What you have to do:
Return all entries word for word, but drop any images.

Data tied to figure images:
● ● ● ● ●
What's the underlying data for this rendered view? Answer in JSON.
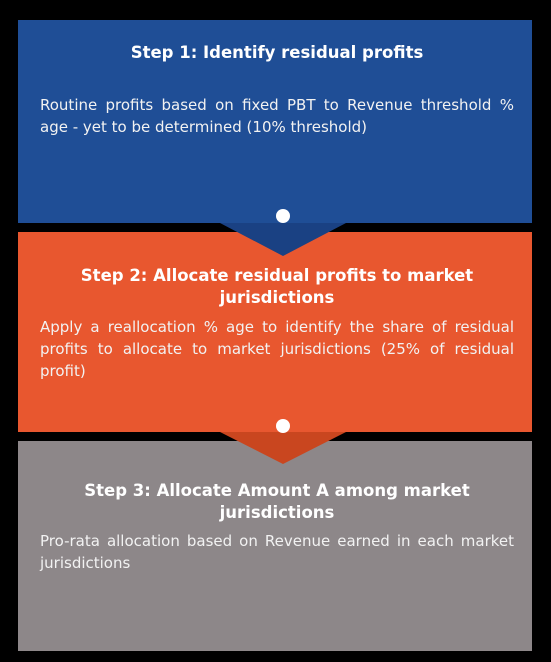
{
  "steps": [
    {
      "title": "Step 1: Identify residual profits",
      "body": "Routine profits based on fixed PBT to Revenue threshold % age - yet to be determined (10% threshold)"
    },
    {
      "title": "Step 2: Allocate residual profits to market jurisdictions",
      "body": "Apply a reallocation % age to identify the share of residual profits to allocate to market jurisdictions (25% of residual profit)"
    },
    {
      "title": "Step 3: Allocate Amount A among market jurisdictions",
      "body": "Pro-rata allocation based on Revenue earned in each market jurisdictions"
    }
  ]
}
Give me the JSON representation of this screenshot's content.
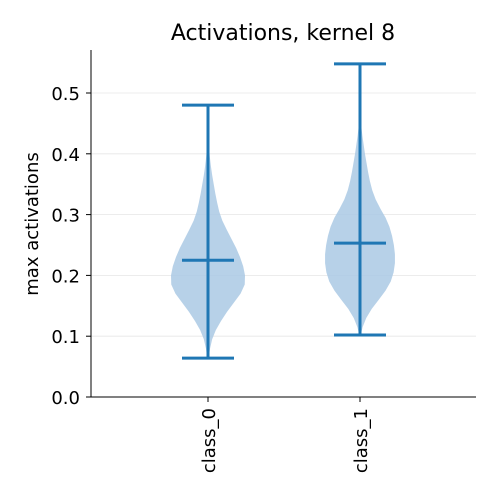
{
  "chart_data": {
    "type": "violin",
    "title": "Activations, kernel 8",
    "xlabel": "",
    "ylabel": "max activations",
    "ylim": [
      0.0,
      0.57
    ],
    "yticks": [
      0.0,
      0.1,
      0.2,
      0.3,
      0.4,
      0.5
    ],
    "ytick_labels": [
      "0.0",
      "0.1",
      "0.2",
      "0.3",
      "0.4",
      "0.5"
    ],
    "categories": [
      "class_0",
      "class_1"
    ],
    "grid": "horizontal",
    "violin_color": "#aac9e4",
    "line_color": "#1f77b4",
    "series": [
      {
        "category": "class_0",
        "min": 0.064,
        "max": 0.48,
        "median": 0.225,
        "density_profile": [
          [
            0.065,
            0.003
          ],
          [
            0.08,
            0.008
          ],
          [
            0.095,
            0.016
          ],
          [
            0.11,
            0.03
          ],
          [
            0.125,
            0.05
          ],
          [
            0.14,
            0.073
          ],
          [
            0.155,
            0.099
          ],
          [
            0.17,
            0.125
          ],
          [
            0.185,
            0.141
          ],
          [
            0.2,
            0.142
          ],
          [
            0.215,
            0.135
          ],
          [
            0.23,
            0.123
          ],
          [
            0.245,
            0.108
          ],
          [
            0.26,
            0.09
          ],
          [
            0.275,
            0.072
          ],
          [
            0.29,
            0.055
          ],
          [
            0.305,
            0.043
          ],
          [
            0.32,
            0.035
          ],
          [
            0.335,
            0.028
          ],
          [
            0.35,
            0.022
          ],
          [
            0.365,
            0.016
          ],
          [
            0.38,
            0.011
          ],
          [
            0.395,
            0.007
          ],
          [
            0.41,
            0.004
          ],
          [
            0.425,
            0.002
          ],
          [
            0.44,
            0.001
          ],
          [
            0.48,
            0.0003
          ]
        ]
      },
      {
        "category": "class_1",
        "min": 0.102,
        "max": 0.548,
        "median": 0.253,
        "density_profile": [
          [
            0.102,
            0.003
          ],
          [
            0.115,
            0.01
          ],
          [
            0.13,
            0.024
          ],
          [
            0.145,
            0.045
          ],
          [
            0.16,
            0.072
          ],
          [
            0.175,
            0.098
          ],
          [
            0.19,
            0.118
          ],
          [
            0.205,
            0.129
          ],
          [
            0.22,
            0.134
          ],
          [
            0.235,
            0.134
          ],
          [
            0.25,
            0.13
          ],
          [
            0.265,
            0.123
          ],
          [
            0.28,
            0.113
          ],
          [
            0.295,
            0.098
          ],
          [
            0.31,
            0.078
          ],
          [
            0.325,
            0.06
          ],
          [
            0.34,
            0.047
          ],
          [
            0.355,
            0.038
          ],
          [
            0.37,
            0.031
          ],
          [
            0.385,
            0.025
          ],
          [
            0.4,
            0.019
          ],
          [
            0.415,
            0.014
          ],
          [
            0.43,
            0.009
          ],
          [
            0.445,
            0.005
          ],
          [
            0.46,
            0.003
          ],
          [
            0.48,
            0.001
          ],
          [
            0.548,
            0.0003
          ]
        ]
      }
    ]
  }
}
● ● ● ● ●
The output:
What's the underlying data for this rendered view? Answer in JSON.
{
  "steps": [
    {
      "title": "Step 1: Identify residual profits",
      "body": "Routine profits based on fixed PBT to Revenue threshold % age - yet to be determined (10% threshold)"
    },
    {
      "title": "Step 2: Allocate residual profits to market jurisdictions",
      "body": "Apply a reallocation % age to identify the share of residual profits to allocate to market jurisdictions (25% of residual profit)"
    },
    {
      "title": "Step 3: Allocate Amount A among market jurisdictions",
      "body": "Pro-rata allocation based on Revenue earned in each market jurisdictions"
    }
  ]
}
Give me the JSON representation of this screenshot's content.
{
  "chart_data": {
    "type": "violin",
    "title": "Activations, kernel 8",
    "xlabel": "",
    "ylabel": "max activations",
    "ylim": [
      0.0,
      0.57
    ],
    "yticks": [
      0.0,
      0.1,
      0.2,
      0.3,
      0.4,
      0.5
    ],
    "ytick_labels": [
      "0.0",
      "0.1",
      "0.2",
      "0.3",
      "0.4",
      "0.5"
    ],
    "categories": [
      "class_0",
      "class_1"
    ],
    "grid": "horizontal",
    "violin_color": "#aac9e4",
    "line_color": "#1f77b4",
    "series": [
      {
        "category": "class_0",
        "min": 0.064,
        "max": 0.48,
        "median": 0.225,
        "density_profile": [
          [
            0.065,
            0.003
          ],
          [
            0.08,
            0.008
          ],
          [
            0.095,
            0.016
          ],
          [
            0.11,
            0.03
          ],
          [
            0.125,
            0.05
          ],
          [
            0.14,
            0.073
          ],
          [
            0.155,
            0.099
          ],
          [
            0.17,
            0.125
          ],
          [
            0.185,
            0.141
          ],
          [
            0.2,
            0.142
          ],
          [
            0.215,
            0.135
          ],
          [
            0.23,
            0.123
          ],
          [
            0.245,
            0.108
          ],
          [
            0.26,
            0.09
          ],
          [
            0.275,
            0.072
          ],
          [
            0.29,
            0.055
          ],
          [
            0.305,
            0.043
          ],
          [
            0.32,
            0.035
          ],
          [
            0.335,
            0.028
          ],
          [
            0.35,
            0.022
          ],
          [
            0.365,
            0.016
          ],
          [
            0.38,
            0.011
          ],
          [
            0.395,
            0.007
          ],
          [
            0.41,
            0.004
          ],
          [
            0.425,
            0.002
          ],
          [
            0.44,
            0.001
          ],
          [
            0.48,
            0.0003
          ]
        ]
      },
      {
        "category": "class_1",
        "min": 0.102,
        "max": 0.548,
        "median": 0.253,
        "density_profile": [
          [
            0.102,
            0.003
          ],
          [
            0.115,
            0.01
          ],
          [
            0.13,
            0.024
          ],
          [
            0.145,
            0.045
          ],
          [
            0.16,
            0.072
          ],
          [
            0.175,
            0.098
          ],
          [
            0.19,
            0.118
          ],
          [
            0.205,
            0.129
          ],
          [
            0.22,
            0.134
          ],
          [
            0.235,
            0.134
          ],
          [
            0.25,
            0.13
          ],
          [
            0.265,
            0.123
          ],
          [
            0.28,
            0.113
          ],
          [
            0.295,
            0.098
          ],
          [
            0.31,
            0.078
          ],
          [
            0.325,
            0.06
          ],
          [
            0.34,
            0.047
          ],
          [
            0.355,
            0.038
          ],
          [
            0.37,
            0.031
          ],
          [
            0.385,
            0.025
          ],
          [
            0.4,
            0.019
          ],
          [
            0.415,
            0.014
          ],
          [
            0.43,
            0.009
          ],
          [
            0.445,
            0.005
          ],
          [
            0.46,
            0.003
          ],
          [
            0.48,
            0.001
          ],
          [
            0.548,
            0.0003
          ]
        ]
      }
    ]
  }
}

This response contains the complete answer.